**Exercise details:**
Extract the text of every entry below exactly; leave images out.

Saved entries:
====
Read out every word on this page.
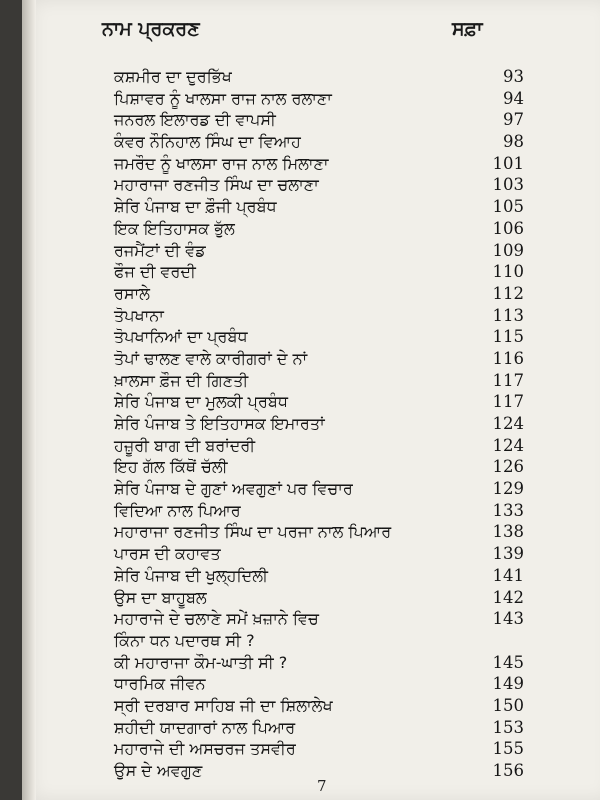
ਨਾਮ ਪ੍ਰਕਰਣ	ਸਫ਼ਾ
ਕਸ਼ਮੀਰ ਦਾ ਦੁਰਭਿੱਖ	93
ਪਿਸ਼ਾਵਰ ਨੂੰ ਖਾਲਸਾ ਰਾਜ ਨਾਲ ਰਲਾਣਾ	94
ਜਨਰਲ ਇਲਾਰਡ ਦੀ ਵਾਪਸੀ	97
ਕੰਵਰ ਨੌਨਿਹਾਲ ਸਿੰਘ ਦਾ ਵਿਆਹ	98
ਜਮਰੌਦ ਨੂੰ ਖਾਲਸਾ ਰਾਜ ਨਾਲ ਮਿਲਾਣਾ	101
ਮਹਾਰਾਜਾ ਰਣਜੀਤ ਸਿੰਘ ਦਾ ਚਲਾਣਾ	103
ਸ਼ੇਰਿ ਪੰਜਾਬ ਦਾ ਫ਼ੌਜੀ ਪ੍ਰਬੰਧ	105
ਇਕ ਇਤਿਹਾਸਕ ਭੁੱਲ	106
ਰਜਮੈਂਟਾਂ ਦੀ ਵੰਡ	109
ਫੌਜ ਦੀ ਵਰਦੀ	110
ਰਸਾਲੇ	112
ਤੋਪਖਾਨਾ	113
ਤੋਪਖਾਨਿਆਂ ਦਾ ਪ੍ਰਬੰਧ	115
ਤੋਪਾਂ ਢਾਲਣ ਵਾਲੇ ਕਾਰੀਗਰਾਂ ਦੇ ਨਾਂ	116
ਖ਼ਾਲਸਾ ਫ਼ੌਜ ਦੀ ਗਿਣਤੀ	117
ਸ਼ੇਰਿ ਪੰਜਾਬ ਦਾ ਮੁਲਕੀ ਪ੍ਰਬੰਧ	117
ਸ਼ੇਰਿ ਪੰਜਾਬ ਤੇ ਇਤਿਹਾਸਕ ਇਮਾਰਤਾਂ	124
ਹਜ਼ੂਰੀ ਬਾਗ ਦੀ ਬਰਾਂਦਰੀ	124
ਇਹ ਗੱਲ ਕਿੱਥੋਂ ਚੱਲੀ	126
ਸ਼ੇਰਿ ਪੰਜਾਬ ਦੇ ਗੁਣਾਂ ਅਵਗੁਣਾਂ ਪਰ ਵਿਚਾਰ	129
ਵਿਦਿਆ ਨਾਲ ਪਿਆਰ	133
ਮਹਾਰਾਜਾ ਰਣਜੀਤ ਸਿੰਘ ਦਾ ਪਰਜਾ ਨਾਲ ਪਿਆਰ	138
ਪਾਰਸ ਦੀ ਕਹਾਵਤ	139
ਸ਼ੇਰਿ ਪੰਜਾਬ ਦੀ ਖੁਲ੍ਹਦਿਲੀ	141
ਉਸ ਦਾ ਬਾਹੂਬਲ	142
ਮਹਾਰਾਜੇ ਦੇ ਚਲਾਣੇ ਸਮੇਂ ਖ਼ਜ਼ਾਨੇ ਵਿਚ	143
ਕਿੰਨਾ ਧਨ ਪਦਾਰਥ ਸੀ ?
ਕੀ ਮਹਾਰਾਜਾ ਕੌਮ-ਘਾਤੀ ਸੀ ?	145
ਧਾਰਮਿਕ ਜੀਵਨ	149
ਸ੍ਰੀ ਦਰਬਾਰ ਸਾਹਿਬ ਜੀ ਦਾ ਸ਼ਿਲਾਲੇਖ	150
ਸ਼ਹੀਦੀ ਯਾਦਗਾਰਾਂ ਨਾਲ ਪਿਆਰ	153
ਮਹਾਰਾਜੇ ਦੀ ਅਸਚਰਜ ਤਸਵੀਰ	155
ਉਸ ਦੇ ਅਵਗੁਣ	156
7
====
**Answer to the problem:**
Read out every word on this page.
ਨਾਮ ਪ੍ਰਕਰਣ	ਸਫ਼ਾ
ਕਸ਼ਮੀਰ ਦਾ ਦੁਰਭਿੱਖ	93
ਪਿਸ਼ਾਵਰ ਨੂੰ ਖਾਲਸਾ ਰਾਜ ਨਾਲ ਰਲਾਣਾ	94
ਜਨਰਲ ਇਲਾਰਡ ਦੀ ਵਾਪਸੀ	97
ਕੰਵਰ ਨੌਨਿਹਾਲ ਸਿੰਘ ਦਾ ਵਿਆਹ	98
ਜਮਰੌਦ ਨੂੰ ਖਾਲਸਾ ਰਾਜ ਨਾਲ ਮਿਲਾਣਾ	101
ਮਹਾਰਾਜਾ ਰਣਜੀਤ ਸਿੰਘ ਦਾ ਚਲਾਣਾ	103
ਸ਼ੇਰਿ ਪੰਜਾਬ ਦਾ ਫ਼ੌਜੀ ਪ੍ਰਬੰਧ	105
ਇਕ ਇਤਿਹਾਸਕ ਭੁੱਲ	106
ਰਜਮੈਂਟਾਂ ਦੀ ਵੰਡ	109
ਫੌਜ ਦੀ ਵਰਦੀ	110
ਰਸਾਲੇ	112
ਤੋਪਖਾਨਾ	113
ਤੋਪਖਾਨਿਆਂ ਦਾ ਪ੍ਰਬੰਧ	115
ਤੋਪਾਂ ਢਾਲਣ ਵਾਲੇ ਕਾਰੀਗਰਾਂ ਦੇ ਨਾਂ	116
ਖ਼ਾਲਸਾ ਫ਼ੌਜ ਦੀ ਗਿਣਤੀ	117
ਸ਼ੇਰਿ ਪੰਜਾਬ ਦਾ ਮੁਲਕੀ ਪ੍ਰਬੰਧ	117
ਸ਼ੇਰਿ ਪੰਜਾਬ ਤੇ ਇਤਿਹਾਸਕ ਇਮਾਰਤਾਂ	124
ਹਜ਼ੂਰੀ ਬਾਗ ਦੀ ਬਰਾਂਦਰੀ	124
ਇਹ ਗੱਲ ਕਿੱਥੋਂ ਚੱਲੀ	126
ਸ਼ੇਰਿ ਪੰਜਾਬ ਦੇ ਗੁਣਾਂ ਅਵਗੁਣਾਂ ਪਰ ਵਿਚਾਰ	129
ਵਿਦਿਆ ਨਾਲ ਪਿਆਰ	133
ਮਹਾਰਾਜਾ ਰਣਜੀਤ ਸਿੰਘ ਦਾ ਪਰਜਾ ਨਾਲ ਪਿਆਰ	138
ਪਾਰਸ ਦੀ ਕਹਾਵਤ	139
ਸ਼ੇਰਿ ਪੰਜਾਬ ਦੀ ਖੁਲ੍ਹਦਿਲੀ	141
ਉਸ ਦਾ ਬਾਹੂਬਲ	142
ਮਹਾਰਾਜੇ ਦੇ ਚਲਾਣੇ ਸਮੇਂ ਖ਼ਜ਼ਾਨੇ ਵਿਚ	143
ਕਿੰਨਾ ਧਨ ਪਦਾਰਥ ਸੀ ?
ਕੀ ਮਹਾਰਾਜਾ ਕੌਮ-ਘਾਤੀ ਸੀ ?	145
ਧਾਰਮਿਕ ਜੀਵਨ	149
ਸ੍ਰੀ ਦਰਬਾਰ ਸਾਹਿਬ ਜੀ ਦਾ ਸ਼ਿਲਾਲੇਖ	150
ਸ਼ਹੀਦੀ ਯਾਦਗਾਰਾਂ ਨਾਲ ਪਿਆਰ	153
ਮਹਾਰਾਜੇ ਦੀ ਅਸਚਰਜ ਤਸਵੀਰ	155
ਉਸ ਦੇ ਅਵਗੁਣ	156
7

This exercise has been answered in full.